Begin

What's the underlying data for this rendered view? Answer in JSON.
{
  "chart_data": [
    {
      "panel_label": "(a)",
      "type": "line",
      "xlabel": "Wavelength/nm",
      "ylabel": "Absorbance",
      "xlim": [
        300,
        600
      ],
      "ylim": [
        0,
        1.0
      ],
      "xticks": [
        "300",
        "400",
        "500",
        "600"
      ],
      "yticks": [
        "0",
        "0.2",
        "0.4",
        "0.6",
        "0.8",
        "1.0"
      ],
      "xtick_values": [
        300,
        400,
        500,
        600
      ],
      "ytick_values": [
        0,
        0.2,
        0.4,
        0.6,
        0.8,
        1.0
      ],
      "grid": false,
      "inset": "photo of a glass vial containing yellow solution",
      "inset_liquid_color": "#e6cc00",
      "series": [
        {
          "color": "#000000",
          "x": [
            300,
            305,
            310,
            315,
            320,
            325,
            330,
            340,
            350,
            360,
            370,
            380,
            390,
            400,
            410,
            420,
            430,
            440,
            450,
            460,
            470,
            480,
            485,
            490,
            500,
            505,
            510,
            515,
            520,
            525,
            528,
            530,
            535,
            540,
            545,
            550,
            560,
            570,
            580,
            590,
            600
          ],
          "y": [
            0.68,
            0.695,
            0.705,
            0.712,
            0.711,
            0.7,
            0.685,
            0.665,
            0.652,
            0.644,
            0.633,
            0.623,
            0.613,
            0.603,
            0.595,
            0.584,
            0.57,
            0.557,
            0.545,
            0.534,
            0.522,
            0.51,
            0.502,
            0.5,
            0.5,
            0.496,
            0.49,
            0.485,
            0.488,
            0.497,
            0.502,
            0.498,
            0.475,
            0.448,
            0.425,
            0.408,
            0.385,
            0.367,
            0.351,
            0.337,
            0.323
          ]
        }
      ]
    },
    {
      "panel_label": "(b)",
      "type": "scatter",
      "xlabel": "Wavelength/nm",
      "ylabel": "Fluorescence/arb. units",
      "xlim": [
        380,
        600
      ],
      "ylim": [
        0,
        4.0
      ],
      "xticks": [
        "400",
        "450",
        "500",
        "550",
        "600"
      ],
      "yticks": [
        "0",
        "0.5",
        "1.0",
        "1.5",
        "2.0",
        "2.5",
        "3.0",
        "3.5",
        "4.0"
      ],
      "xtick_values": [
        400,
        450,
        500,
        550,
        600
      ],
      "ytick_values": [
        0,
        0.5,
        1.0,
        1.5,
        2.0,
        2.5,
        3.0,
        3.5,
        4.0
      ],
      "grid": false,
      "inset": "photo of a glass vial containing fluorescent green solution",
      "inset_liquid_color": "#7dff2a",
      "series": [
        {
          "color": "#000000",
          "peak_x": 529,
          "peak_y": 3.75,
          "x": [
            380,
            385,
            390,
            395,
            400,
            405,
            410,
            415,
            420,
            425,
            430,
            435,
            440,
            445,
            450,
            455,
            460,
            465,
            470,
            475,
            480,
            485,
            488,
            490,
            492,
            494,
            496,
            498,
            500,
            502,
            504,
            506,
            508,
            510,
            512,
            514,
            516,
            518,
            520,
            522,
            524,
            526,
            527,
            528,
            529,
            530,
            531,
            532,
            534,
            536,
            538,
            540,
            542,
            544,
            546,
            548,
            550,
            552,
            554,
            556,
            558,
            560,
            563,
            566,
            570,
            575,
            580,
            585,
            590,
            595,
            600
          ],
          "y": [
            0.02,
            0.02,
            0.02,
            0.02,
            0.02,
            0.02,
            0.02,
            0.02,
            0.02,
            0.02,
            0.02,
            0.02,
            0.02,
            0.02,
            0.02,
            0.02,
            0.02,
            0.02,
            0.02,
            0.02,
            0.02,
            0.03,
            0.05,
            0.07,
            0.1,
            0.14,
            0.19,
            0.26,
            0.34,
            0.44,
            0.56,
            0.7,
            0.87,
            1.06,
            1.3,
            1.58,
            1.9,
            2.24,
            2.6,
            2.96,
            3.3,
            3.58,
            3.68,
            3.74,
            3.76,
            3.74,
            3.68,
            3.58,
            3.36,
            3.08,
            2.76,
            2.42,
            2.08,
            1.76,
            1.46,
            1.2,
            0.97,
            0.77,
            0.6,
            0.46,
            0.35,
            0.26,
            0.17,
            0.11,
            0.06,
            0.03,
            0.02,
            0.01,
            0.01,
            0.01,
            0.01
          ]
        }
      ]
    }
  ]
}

End

AIM OF THE TASK
Using the listing, collect all lines in which the string "containing" is found.

RESULT OF THE EXERCISE
      "inset": "photo of a glass vial containing yellow solution",
      "inset": "photo of a glass vial containing fluorescent green solution",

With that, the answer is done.